-- Required task --
Take every line from the listing below that contains "法治兴则国家兴".

-- Records provided --
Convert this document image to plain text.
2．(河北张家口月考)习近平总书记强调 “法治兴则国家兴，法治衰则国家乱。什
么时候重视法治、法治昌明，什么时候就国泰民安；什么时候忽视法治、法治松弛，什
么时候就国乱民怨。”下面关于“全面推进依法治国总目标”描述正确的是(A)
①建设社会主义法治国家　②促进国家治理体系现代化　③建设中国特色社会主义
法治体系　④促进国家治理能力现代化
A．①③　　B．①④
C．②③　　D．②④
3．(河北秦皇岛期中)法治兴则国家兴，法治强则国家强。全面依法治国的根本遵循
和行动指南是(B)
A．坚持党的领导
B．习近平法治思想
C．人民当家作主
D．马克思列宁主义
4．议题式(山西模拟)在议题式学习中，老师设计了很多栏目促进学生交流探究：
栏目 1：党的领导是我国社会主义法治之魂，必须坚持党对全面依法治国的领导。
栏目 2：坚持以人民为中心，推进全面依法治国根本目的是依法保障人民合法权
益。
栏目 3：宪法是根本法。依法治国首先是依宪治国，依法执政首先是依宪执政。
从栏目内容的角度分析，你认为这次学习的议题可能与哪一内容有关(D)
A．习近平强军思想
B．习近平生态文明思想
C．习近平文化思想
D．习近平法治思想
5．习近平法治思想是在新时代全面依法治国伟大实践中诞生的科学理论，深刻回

-- Written solution --
2．(河北张家口月考)习近平总书记强调 “法治兴则国家兴，法治衰则国家乱。什
3．(河北秦皇岛期中)法治兴则国家兴，法治强则国家强。全面依法治国的根本遵循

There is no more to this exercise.